Pick out every row below that contains the string "SUPPORT" and copy each one whole. Match case exactly.

***

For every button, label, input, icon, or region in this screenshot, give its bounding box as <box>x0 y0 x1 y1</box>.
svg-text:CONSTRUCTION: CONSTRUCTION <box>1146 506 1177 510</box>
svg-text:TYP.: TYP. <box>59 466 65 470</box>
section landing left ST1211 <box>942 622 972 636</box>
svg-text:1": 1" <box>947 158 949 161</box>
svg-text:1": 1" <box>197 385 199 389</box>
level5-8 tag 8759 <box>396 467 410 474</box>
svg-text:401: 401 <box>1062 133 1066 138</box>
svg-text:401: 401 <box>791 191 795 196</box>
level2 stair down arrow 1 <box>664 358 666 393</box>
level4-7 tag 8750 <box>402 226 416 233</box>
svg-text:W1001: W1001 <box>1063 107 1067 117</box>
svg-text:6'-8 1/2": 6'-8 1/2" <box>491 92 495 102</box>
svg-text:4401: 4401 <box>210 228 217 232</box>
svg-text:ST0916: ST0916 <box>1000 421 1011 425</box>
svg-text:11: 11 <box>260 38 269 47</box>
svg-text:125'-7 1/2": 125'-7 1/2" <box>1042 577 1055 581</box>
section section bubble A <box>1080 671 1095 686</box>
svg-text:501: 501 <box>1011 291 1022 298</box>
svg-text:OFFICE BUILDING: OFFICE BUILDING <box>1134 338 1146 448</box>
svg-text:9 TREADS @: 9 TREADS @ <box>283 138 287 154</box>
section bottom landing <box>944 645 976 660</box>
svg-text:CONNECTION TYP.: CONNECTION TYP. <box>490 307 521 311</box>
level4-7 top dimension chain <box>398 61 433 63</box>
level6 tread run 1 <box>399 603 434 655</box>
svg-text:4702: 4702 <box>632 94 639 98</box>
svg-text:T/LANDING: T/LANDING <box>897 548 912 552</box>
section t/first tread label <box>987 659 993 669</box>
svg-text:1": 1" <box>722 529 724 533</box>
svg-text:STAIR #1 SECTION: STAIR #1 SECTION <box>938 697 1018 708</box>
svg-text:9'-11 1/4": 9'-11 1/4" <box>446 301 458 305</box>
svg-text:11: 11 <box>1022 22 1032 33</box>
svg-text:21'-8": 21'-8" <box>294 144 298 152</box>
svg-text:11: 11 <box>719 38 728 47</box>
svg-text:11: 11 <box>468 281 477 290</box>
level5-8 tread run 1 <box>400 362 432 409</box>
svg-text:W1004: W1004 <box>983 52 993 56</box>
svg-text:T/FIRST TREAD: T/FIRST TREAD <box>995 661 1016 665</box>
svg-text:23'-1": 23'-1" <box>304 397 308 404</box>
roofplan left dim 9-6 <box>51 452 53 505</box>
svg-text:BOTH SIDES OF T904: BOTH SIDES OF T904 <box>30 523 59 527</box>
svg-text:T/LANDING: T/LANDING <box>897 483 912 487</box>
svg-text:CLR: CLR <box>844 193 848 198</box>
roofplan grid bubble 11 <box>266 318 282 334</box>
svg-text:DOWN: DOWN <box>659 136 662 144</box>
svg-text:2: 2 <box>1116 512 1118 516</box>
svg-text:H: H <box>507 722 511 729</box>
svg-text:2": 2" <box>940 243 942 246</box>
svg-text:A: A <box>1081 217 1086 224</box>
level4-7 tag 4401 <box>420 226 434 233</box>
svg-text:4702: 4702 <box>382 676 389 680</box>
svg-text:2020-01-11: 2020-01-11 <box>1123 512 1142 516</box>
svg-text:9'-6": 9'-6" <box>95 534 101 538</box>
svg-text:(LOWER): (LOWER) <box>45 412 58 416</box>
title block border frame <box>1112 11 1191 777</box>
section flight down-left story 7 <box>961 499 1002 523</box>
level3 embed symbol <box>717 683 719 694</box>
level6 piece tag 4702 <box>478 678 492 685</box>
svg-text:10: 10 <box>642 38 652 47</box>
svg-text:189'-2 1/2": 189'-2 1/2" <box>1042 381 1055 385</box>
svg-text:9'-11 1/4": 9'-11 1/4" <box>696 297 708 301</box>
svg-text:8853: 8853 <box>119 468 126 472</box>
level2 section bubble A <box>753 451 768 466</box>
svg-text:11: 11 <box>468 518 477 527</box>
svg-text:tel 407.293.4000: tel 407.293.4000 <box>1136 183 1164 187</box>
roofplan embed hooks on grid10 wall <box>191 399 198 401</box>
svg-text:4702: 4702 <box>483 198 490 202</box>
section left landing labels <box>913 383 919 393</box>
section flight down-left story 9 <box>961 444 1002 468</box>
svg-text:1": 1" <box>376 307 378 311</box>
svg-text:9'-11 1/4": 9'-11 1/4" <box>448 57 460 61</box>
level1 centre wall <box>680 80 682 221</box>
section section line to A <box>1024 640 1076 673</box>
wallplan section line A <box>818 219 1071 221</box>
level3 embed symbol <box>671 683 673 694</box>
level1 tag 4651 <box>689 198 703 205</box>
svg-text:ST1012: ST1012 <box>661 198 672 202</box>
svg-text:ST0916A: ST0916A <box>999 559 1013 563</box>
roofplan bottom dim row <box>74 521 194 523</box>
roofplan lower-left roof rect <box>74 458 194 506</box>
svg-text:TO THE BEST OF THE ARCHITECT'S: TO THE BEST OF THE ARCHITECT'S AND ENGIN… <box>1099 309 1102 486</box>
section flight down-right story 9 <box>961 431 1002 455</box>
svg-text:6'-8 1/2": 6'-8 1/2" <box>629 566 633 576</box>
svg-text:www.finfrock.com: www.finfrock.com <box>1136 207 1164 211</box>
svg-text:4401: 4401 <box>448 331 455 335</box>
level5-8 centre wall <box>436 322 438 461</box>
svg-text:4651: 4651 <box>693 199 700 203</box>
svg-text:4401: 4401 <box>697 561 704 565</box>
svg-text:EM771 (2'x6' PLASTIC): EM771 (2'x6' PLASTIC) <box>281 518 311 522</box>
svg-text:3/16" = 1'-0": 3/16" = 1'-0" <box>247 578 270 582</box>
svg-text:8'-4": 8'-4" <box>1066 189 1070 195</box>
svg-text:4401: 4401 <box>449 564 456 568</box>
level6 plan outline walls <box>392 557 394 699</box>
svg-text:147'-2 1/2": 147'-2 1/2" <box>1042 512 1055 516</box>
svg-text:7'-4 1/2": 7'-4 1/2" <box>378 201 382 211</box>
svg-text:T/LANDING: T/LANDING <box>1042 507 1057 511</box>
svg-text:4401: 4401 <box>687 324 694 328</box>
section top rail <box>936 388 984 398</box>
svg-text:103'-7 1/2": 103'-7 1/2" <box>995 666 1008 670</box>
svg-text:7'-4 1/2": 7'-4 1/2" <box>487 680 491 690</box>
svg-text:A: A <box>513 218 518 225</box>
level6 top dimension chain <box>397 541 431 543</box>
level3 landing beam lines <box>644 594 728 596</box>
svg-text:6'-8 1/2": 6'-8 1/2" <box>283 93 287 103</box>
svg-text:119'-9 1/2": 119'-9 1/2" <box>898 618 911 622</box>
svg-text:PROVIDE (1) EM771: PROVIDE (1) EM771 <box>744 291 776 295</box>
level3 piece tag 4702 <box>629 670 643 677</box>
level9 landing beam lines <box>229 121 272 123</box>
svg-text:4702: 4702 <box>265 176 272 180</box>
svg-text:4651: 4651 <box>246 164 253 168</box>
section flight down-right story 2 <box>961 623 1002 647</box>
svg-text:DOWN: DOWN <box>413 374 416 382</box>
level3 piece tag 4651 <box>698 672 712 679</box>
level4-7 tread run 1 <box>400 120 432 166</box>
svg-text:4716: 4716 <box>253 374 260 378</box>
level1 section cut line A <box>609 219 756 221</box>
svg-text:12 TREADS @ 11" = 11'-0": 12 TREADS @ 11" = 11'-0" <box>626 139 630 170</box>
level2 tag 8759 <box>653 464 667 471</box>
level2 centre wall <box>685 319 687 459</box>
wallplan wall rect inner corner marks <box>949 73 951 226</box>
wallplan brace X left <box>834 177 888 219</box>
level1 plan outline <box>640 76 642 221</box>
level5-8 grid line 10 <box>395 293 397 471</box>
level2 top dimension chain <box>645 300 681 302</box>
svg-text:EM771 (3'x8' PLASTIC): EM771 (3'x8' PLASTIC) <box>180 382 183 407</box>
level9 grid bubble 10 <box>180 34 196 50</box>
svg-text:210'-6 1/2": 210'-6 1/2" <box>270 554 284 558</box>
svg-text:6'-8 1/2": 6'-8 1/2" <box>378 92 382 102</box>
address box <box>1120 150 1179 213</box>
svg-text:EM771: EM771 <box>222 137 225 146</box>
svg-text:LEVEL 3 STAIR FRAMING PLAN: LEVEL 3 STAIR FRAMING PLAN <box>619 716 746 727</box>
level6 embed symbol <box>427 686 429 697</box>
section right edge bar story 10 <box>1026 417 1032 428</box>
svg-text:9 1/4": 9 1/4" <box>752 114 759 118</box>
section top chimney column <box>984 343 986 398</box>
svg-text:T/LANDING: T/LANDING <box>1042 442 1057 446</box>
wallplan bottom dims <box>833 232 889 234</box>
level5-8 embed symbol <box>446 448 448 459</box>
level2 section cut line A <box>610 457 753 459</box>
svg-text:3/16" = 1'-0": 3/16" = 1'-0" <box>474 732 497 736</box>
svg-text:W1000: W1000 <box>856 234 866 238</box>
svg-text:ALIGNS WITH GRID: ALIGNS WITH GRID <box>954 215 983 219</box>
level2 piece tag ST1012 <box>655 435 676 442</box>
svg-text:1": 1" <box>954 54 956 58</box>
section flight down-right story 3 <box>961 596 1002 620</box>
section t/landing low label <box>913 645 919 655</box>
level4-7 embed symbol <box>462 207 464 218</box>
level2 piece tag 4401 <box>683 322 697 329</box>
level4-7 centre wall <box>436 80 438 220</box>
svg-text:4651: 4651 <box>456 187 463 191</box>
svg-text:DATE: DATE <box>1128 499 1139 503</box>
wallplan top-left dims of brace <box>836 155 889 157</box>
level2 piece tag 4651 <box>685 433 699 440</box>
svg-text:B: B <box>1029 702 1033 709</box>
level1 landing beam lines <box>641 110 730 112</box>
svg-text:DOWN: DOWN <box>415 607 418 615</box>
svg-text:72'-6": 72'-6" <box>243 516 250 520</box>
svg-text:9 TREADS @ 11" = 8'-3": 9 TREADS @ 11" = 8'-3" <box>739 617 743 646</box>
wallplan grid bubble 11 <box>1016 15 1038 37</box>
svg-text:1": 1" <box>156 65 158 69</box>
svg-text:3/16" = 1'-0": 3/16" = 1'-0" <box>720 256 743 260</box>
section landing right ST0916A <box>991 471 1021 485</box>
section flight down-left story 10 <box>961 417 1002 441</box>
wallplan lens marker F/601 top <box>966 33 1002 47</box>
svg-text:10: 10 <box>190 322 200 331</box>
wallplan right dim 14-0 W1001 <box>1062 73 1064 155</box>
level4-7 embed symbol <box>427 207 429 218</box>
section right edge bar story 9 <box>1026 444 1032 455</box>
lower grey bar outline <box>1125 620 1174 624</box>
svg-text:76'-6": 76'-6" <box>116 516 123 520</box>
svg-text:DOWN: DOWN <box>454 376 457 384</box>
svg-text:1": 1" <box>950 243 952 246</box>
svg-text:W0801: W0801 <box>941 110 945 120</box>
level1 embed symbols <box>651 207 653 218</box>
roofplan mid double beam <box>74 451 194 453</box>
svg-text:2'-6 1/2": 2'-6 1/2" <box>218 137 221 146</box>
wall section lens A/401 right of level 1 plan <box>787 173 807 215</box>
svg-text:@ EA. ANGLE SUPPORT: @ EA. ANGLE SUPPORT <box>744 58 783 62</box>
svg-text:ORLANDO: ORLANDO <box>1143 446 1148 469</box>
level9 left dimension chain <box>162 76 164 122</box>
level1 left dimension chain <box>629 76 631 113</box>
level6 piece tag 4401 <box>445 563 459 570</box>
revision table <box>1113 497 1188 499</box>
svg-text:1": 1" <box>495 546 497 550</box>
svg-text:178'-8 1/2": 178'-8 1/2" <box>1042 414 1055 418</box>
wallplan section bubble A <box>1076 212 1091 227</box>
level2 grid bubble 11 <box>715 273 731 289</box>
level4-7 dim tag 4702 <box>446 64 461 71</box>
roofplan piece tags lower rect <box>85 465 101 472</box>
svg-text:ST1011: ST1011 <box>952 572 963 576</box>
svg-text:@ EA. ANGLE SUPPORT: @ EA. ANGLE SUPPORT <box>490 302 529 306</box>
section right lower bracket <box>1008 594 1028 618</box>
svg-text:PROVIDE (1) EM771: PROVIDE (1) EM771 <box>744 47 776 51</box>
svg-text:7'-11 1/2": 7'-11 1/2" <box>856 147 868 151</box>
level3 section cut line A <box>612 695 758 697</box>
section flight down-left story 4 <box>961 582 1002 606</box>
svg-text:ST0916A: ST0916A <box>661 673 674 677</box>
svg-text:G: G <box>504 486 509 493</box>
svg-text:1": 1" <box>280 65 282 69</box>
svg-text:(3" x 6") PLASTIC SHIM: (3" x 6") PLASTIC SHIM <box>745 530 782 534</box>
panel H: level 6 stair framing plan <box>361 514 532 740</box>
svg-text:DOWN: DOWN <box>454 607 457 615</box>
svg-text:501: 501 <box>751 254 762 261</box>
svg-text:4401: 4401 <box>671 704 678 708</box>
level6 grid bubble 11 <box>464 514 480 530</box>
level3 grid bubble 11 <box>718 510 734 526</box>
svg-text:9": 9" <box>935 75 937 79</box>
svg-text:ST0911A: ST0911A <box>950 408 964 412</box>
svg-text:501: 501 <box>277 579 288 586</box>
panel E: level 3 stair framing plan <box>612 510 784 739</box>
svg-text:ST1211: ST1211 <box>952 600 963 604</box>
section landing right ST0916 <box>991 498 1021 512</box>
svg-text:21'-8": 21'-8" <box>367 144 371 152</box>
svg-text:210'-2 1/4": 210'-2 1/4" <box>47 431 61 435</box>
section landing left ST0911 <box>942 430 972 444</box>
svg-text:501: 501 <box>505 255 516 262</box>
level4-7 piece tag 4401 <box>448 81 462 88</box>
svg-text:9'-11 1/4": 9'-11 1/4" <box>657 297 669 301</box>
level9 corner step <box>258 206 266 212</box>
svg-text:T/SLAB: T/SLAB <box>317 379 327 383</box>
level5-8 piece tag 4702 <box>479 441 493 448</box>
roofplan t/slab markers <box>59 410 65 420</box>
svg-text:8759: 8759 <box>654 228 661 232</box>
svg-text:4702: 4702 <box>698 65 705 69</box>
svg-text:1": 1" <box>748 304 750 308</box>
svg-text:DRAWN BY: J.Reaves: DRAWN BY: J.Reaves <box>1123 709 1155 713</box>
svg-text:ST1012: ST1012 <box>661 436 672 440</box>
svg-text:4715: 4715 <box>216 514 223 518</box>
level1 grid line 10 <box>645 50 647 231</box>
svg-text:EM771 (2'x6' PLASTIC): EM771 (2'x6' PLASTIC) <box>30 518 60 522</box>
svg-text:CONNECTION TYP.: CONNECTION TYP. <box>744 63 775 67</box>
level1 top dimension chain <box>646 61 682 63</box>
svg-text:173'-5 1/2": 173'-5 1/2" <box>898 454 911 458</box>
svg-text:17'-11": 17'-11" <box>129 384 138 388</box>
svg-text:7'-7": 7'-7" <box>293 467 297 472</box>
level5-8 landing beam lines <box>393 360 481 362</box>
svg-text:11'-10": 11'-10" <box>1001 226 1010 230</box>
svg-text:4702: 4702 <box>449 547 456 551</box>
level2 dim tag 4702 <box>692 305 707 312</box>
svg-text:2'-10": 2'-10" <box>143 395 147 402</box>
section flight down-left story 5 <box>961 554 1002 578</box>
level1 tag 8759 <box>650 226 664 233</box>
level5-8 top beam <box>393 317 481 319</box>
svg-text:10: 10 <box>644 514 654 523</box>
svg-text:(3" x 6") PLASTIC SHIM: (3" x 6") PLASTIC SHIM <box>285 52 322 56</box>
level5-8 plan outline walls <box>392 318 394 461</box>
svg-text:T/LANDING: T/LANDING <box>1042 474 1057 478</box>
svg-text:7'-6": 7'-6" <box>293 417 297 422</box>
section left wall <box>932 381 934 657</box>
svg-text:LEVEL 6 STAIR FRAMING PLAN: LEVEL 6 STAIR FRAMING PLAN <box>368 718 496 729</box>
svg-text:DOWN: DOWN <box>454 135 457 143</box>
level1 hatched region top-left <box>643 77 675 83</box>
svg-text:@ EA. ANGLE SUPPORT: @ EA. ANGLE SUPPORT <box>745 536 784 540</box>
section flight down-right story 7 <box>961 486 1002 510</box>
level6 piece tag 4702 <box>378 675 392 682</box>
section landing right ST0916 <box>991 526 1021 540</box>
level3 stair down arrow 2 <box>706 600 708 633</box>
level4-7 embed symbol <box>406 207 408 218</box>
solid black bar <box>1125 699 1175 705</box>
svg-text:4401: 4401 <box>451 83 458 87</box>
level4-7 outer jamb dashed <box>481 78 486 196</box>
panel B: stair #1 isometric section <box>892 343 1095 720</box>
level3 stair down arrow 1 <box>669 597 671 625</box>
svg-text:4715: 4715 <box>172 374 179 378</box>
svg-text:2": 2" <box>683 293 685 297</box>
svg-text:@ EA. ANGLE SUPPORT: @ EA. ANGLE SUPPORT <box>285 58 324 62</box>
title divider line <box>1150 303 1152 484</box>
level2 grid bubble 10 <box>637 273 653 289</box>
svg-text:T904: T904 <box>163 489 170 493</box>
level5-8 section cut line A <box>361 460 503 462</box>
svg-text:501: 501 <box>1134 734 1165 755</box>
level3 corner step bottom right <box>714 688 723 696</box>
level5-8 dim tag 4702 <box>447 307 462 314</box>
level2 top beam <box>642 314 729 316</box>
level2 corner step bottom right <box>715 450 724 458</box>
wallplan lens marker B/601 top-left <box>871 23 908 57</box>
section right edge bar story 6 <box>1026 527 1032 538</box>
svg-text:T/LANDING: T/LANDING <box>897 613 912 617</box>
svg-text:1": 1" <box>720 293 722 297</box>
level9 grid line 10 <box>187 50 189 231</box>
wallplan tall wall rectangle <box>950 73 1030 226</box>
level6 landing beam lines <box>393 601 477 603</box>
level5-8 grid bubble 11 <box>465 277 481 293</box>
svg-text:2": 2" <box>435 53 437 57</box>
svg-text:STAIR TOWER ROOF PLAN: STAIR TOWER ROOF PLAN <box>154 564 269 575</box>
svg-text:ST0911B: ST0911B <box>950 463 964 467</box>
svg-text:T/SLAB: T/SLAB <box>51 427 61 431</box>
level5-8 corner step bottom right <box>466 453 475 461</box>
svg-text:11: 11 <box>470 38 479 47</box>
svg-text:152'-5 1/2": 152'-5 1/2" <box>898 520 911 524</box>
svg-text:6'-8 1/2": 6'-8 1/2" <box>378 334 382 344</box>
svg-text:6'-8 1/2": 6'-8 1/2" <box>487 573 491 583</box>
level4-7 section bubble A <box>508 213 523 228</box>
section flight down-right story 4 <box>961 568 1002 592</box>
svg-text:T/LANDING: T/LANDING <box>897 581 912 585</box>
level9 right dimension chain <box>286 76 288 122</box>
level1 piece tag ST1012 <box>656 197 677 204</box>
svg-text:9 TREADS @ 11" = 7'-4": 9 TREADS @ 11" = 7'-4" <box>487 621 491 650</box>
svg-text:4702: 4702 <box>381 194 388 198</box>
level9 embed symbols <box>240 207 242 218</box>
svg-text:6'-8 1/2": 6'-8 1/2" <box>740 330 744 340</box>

***

* **Result of the task**
svg-text:@ EA. ANGLE SUPPORT: @ EA. ANGLE SUPPORT <box>744 58 783 62</box>
svg-text:@ EA. ANGLE SUPPORT: @ EA. ANGLE SUPPORT <box>490 302 529 306</box>
svg-text:@ EA. ANGLE SUPPORT: @ EA. ANGLE SUPPORT <box>745 536 784 540</box>
svg-text:@ EA. ANGLE SUPPORT: @ EA. ANGLE SUPPORT <box>285 58 324 62</box>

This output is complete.